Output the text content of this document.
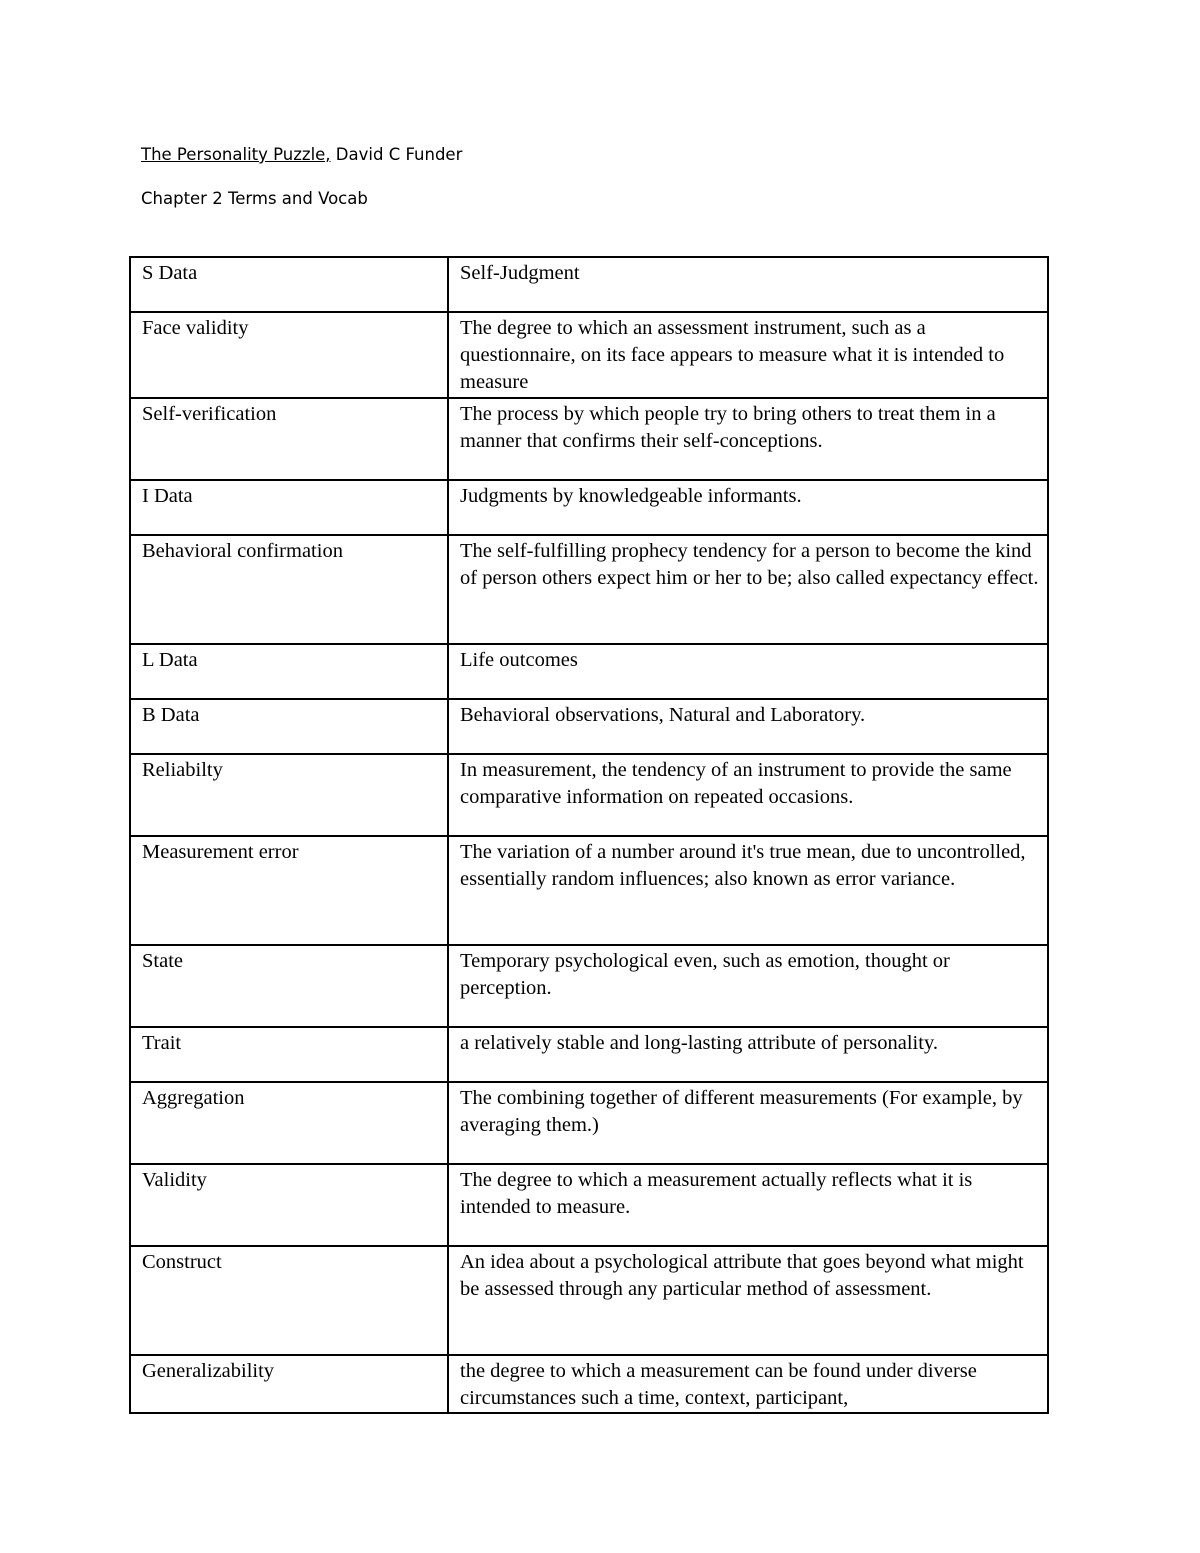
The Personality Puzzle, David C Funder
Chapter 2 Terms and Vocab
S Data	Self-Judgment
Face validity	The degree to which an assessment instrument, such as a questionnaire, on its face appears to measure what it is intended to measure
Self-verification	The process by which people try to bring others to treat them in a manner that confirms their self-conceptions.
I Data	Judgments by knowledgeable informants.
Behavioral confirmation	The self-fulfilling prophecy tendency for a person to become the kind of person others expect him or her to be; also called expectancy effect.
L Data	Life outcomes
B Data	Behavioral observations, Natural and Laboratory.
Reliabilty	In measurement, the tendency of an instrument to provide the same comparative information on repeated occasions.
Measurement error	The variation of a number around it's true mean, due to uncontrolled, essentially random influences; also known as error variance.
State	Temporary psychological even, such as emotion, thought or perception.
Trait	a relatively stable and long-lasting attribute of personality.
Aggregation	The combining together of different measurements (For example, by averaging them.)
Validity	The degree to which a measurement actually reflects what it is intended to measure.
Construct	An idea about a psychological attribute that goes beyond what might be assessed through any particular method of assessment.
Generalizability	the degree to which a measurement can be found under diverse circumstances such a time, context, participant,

---

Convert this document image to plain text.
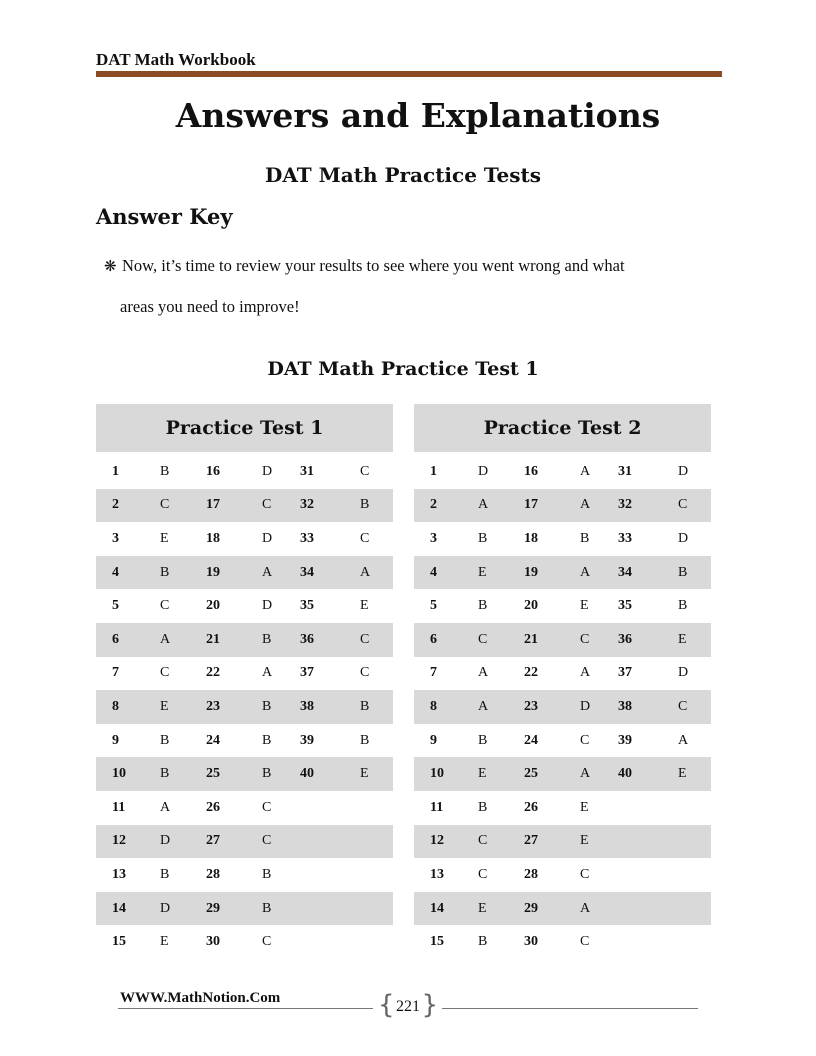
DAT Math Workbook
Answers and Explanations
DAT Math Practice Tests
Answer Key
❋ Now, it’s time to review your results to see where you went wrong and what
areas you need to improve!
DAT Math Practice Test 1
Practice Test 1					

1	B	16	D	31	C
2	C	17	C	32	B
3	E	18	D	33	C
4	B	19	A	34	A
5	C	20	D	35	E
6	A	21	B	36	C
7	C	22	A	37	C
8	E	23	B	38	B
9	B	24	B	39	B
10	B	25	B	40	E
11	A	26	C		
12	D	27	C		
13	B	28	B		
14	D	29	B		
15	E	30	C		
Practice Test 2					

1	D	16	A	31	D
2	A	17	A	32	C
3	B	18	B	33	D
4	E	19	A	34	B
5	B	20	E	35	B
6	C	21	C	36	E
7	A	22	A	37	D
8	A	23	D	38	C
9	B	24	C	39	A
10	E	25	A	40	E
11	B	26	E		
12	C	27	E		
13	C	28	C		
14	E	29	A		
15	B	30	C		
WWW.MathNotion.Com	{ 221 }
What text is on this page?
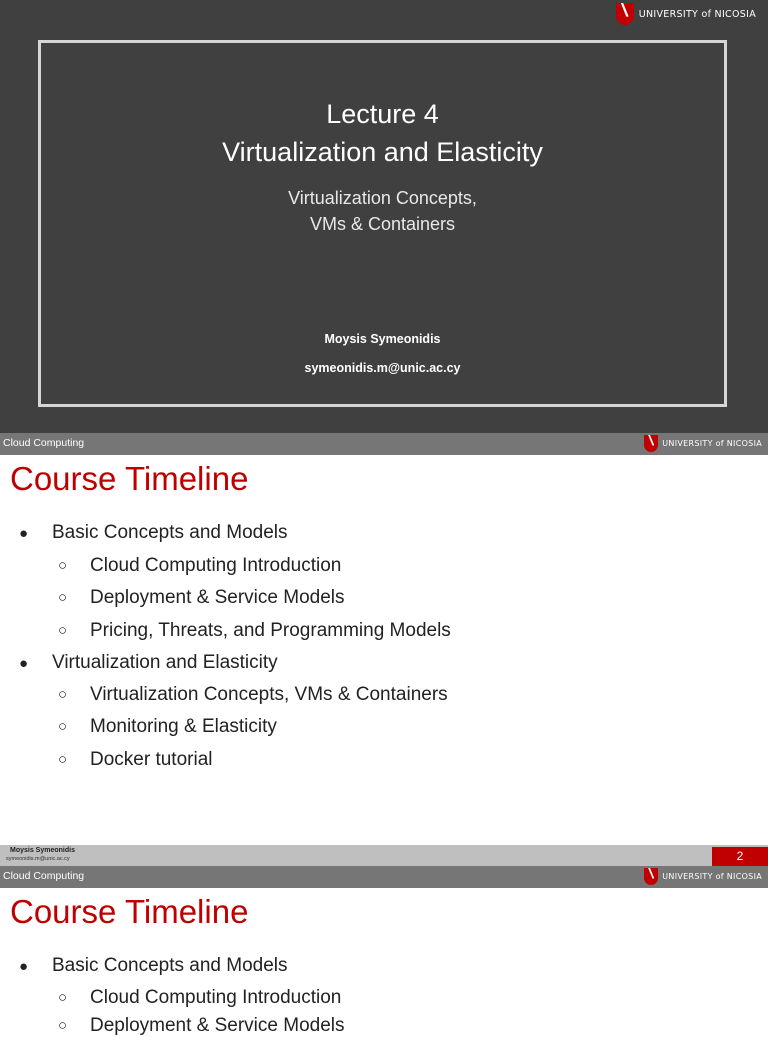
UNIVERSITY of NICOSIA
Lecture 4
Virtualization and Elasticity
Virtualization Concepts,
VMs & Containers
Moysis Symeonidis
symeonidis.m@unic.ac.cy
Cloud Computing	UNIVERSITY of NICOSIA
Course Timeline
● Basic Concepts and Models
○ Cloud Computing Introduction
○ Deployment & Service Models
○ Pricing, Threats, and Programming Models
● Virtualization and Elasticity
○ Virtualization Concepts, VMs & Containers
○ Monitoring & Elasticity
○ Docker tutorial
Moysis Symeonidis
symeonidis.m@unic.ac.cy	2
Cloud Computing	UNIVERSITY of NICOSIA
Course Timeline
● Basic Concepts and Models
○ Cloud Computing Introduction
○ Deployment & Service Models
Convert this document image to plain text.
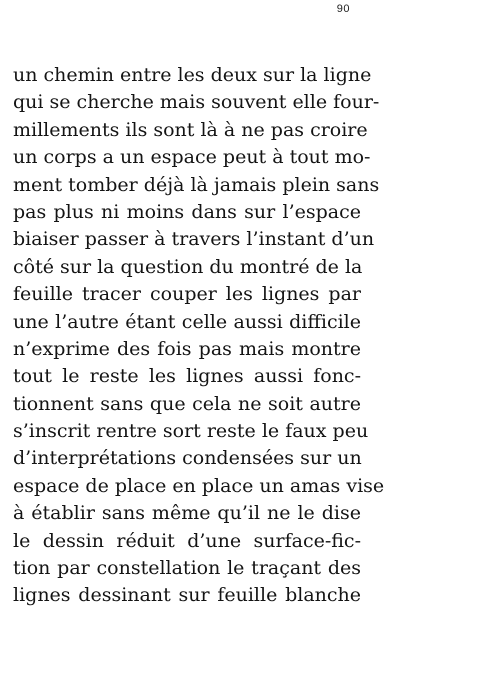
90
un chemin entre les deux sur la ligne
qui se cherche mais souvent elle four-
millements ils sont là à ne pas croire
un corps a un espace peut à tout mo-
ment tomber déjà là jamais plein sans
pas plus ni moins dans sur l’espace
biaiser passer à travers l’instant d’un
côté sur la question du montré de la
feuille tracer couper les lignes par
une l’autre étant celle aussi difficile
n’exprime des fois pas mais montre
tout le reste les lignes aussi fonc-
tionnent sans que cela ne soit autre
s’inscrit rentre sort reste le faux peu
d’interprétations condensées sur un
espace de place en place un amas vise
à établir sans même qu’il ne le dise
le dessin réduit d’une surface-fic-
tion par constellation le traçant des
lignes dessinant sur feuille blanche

## Aim
State how many lines include the string "tout". Give no other information.

## Written answer
2